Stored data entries
"""
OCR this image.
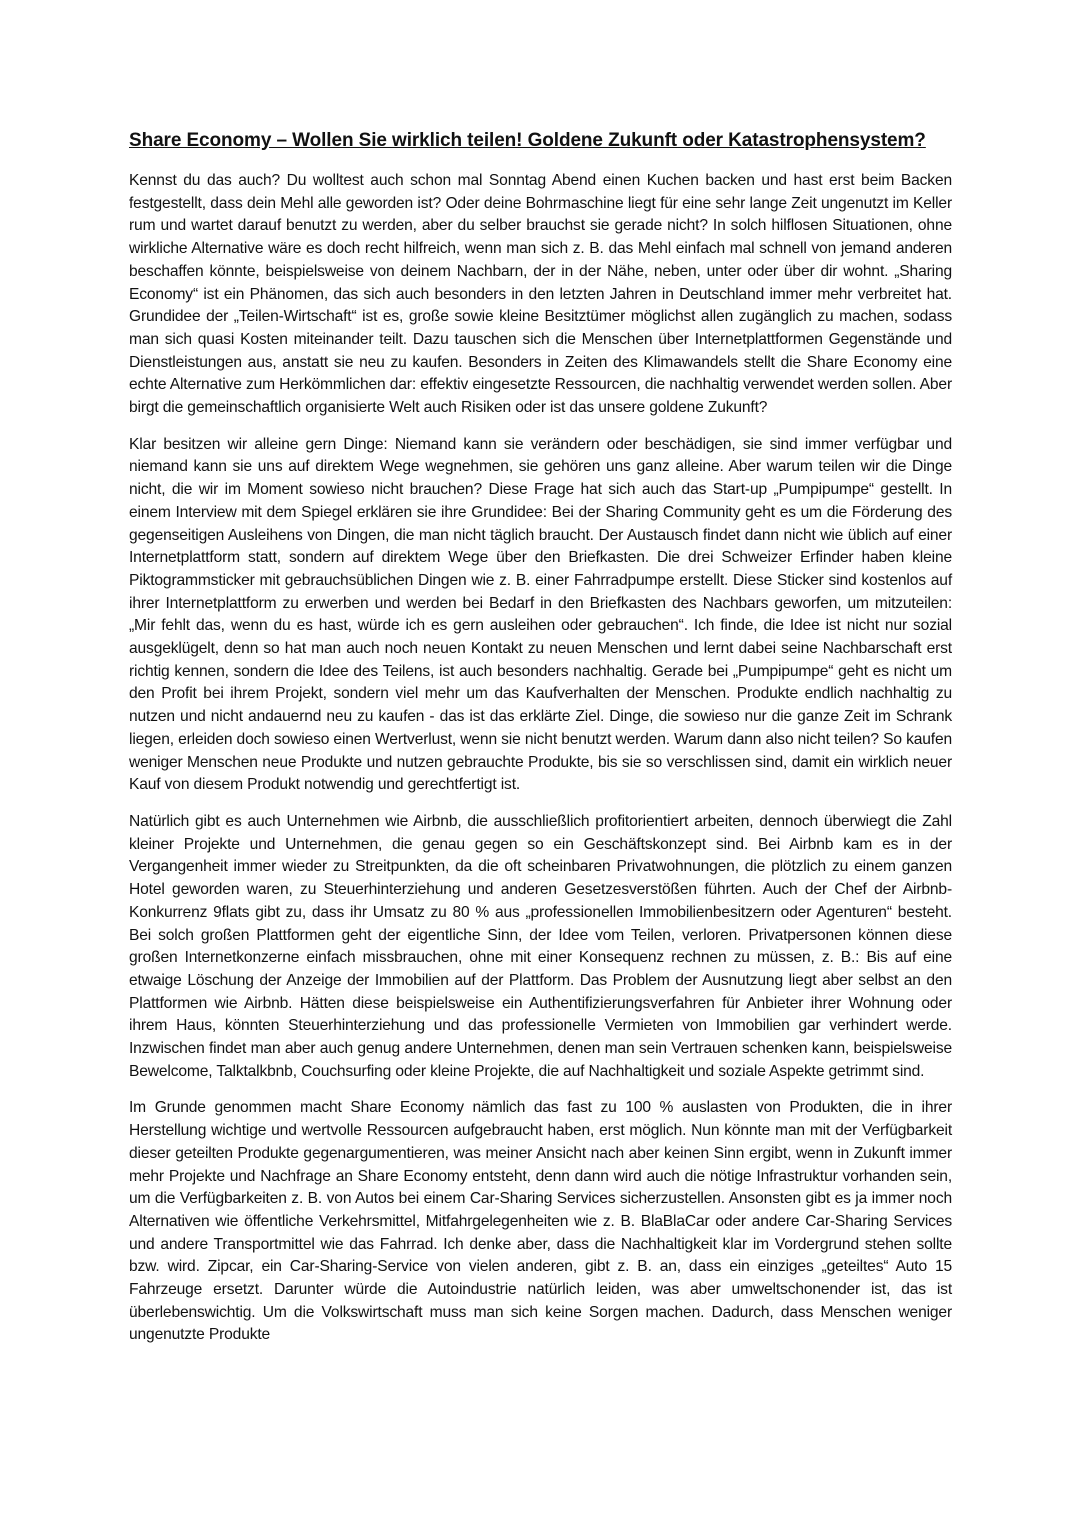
Share Economy – Wollen Sie wirklich teilen! Goldene Zukunft oder Katastrophensystem?

Kennst du das auch? Du wolltest auch schon mal Sonntag Abend einen Kuchen backen und hast erst beim Backen festgestellt, dass dein Mehl alle geworden ist? Oder deine Bohrmaschine liegt für eine sehr lange Zeit ungenutzt im Keller rum und wartet darauf benutzt zu werden, aber du selber brauchst sie gerade nicht? In solch hilflosen Situationen, ohne wirkliche Alternative wäre es doch recht hilfreich, wenn man sich z. B. das Mehl einfach mal schnell von jemand anderen beschaffen könnte, beispielsweise von deinem Nachbarn, der in der Nähe, neben, unter oder über dir wohnt. „Sharing Economy“ ist ein Phänomen, das sich auch besonders in den letzten Jahren in Deutschland immer mehr verbreitet hat. Grundidee der „Teilen-Wirtschaft“ ist es, große sowie kleine Besitztümer möglichst allen zugänglich zu machen, sodass man sich quasi Kosten miteinander teilt. Dazu tauschen sich die Menschen über Internetplattformen Gegenstände und Dienstleistungen aus, anstatt sie neu zu kaufen. Besonders in Zeiten des Klimawandels stellt die Share Economy eine echte Alternative zum Herkömmlichen dar: effektiv eingesetzte Ressourcen, die nachhaltig verwendet werden sollen. Aber birgt die gemeinschaftlich organisierte Welt auch Risiken oder ist das unsere goldene Zukunft?

Klar besitzen wir alleine gern Dinge: Niemand kann sie verändern oder beschädigen, sie sind immer verfügbar und niemand kann sie uns auf direktem Wege wegnehmen, sie gehören uns ganz alleine. Aber warum teilen wir die Dinge nicht, die wir im Moment sowieso nicht brauchen? Diese Frage hat sich auch das Start-up „Pumpipumpe“ gestellt. In einem Interview mit dem Spiegel erklären sie ihre Grundidee: Bei der Sharing Community geht es um die Förderung des gegenseitigen Ausleihens von Dingen, die man nicht täglich braucht. Der Austausch findet dann nicht wie üblich auf einer Internetplattform statt, sondern auf direktem Wege über den Briefkasten. Die drei Schweizer Erfinder haben kleine Piktogrammsticker mit gebrauchsüblichen Dingen wie z. B. einer Fahrradpumpe erstellt. Diese Sticker sind kostenlos auf ihrer Internetplattform zu erwerben und werden bei Bedarf in den Briefkasten des Nachbars geworfen, um mitzuteilen: „Mir fehlt das, wenn du es hast, würde ich es gern ausleihen oder gebrauchen“. Ich finde, die Idee ist nicht nur sozial ausgeklügelt, denn so hat man auch noch neuen Kontakt zu neuen Menschen und lernt dabei seine Nachbarschaft erst richtig kennen, sondern die Idee des Teilens, ist auch besonders nachhaltig. Gerade bei „Pumpipumpe“ geht es nicht um den Profit bei ihrem Projekt, sondern viel mehr um das Kaufverhalten der Menschen. Produkte endlich nachhaltig zu nutzen und nicht andauernd neu zu kaufen - das ist das erklärte Ziel. Dinge, die sowieso nur die ganze Zeit im Schrank liegen, erleiden doch sowieso einen Wertverlust, wenn sie nicht benutzt werden. Warum dann also nicht teilen? So kaufen weniger Menschen neue Produkte und nutzen gebrauchte Produkte, bis sie so verschlissen sind, damit ein wirklich neuer Kauf von diesem Produkt notwendig und gerechtfertigt ist.

Natürlich gibt es auch Unternehmen wie Airbnb, die ausschließlich profitorientiert arbeiten, dennoch überwiegt die Zahl kleiner Projekte und Unternehmen, die genau gegen so ein Geschäftskonzept sind. Bei Airbnb kam es in der Vergangenheit immer wieder zu Streitpunkten, da die oft scheinbaren Privatwohnungen, die plötzlich zu einem ganzen Hotel geworden waren, zu Steuerhinterziehung und anderen Gesetzesverstößen führten. Auch der Chef der Airbnb-Konkurrenz 9flats gibt zu, dass ihr Umsatz zu 80 % aus „professionellen Immobilienbesitzern oder Agenturen“ besteht. Bei solch großen Plattformen geht der eigentliche Sinn, der Idee vom Teilen, verloren. Privatpersonen können diese großen Internetkonzerne einfach missbrauchen, ohne mit einer Konsequenz rechnen zu müssen, z. B.: Bis auf eine etwaige Löschung der Anzeige der Immobilien auf der Plattform. Das Problem der Ausnutzung liegt aber selbst an den Plattformen wie Airbnb. Hätten diese beispielsweise ein Authentifizierungsverfahren für Anbieter ihrer Wohnung oder ihrem Haus, könnten Steuerhinterziehung und das professionelle Vermieten von Immobilien gar verhindert werde. Inzwischen findet man aber auch genug andere Unternehmen, denen man sein Vertrauen schenken kann, beispielsweise Bewelcome, Talktalkbnb, Couchsurfing oder kleine Projekte, die auf Nachhaltigkeit und soziale Aspekte getrimmt sind.

Im Grunde genommen macht Share Economy nämlich das fast zu 100 % auslasten von Produkten, die in ihrer Herstellung wichtige und wertvolle Ressourcen aufgebraucht haben, erst möglich. Nun könnte man mit der Verfügbarkeit dieser geteilten Produkte gegenargumentieren, was meiner Ansicht nach aber keinen Sinn ergibt, wenn in Zukunft immer mehr Projekte und Nachfrage an Share Economy entsteht, denn dann wird auch die nötige Infrastruktur vorhanden sein, um die Verfügbarkeiten z. B. von Autos bei einem Car-Sharing Services sicherzustellen. Ansonsten gibt es ja immer noch Alternativen wie öffentliche Verkehrsmittel, Mitfahrgelegenheiten wie z. B. BlaBlaCar oder andere Car-Sharing Services und andere Transportmittel wie das Fahrrad. Ich denke aber, dass die Nachhaltigkeit klar im Vordergrund stehen sollte bzw. wird. Zipcar, ein Car-Sharing-Service von vielen anderen, gibt z. B. an, dass ein einziges „geteiltes“ Auto 15 Fahrzeuge ersetzt. Darunter würde die Autoindustrie natürlich leiden, was aber umweltschonender ist, das ist überlebenswichtig. Um die Volkswirtschaft muss man sich keine Sorgen machen. Dadurch, dass Menschen weniger ungenutzte Produkte
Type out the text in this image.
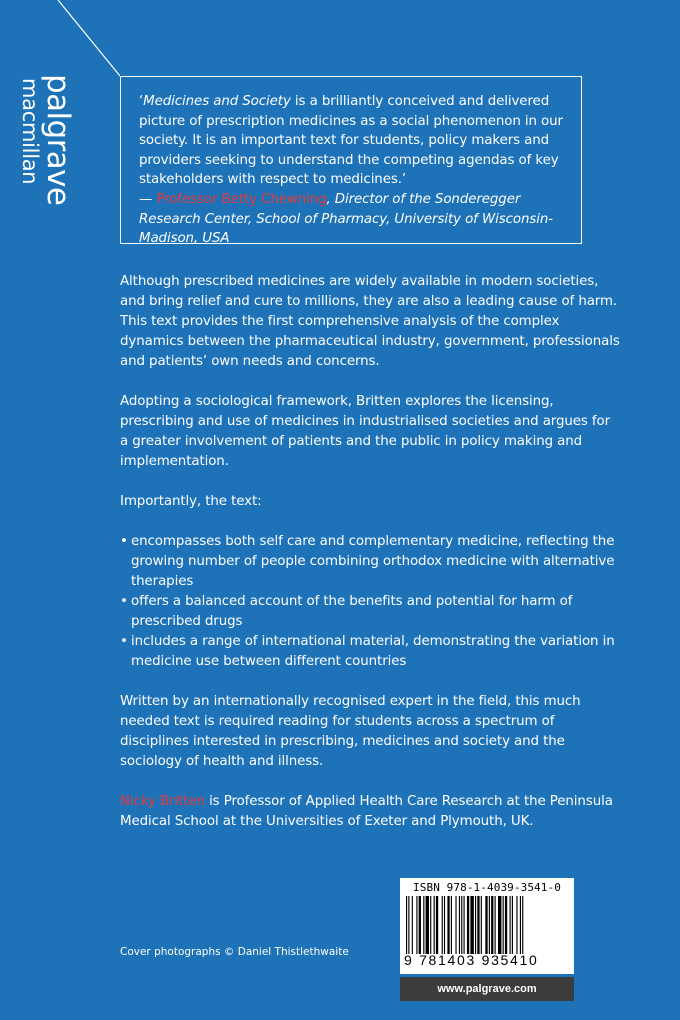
palgrave
macmillan	‘Medicines and Society is a brilliantly conceived and delivered picture of prescription medicines as a social phenomenon in our society. It is an important text for students, policy makers and providers seeking to understand the competing agendas of key stakeholders with respect to medicines.’
— Professor Betty Chewning, Director of the Sonderegger Research Center, School of Pharmacy, University of Wisconsin-Madison, USA

Although prescribed medicines are widely available in modern societies, and bring relief and cure to millions, they are also a leading cause of harm. This text provides the first comprehensive analysis of the complex dynamics between the pharmaceutical industry, government, professionals and patients’ own needs and concerns.

Adopting a sociological framework, Britten explores the licensing, prescribing and use of medicines in industrialised societies and argues for a greater involvement of patients and the public in policy making and implementation.

Importantly, the text:

• encompasses both self care and complementary medicine, reflecting the growing number of people combining orthodox medicine with alternative therapies
• offers a balanced account of the benefits and potential for harm of prescribed drugs
• includes a range of international material, demonstrating the variation in medicine use between different countries

Written by an internationally recognised expert in the field, this much needed text is required reading for students across a spectrum of disciplines interested in prescribing, medicines and society and the sociology of health and illness.

Nicky Britten is Professor of Applied Health Care Research at the Peninsula Medical School at the Universities of Exeter and Plymouth, UK.

Cover photographs © Daniel Thistlethwaite
ISBN 978-1-4039-3541-0
9 781403 935410
www.palgrave.com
"""
TASK BRIEF>
Out of the preceding entries, pull every line containing the string "image".

SOLUTION TO THIS PROBLEM>
OCR this image.
Type out the text in this image.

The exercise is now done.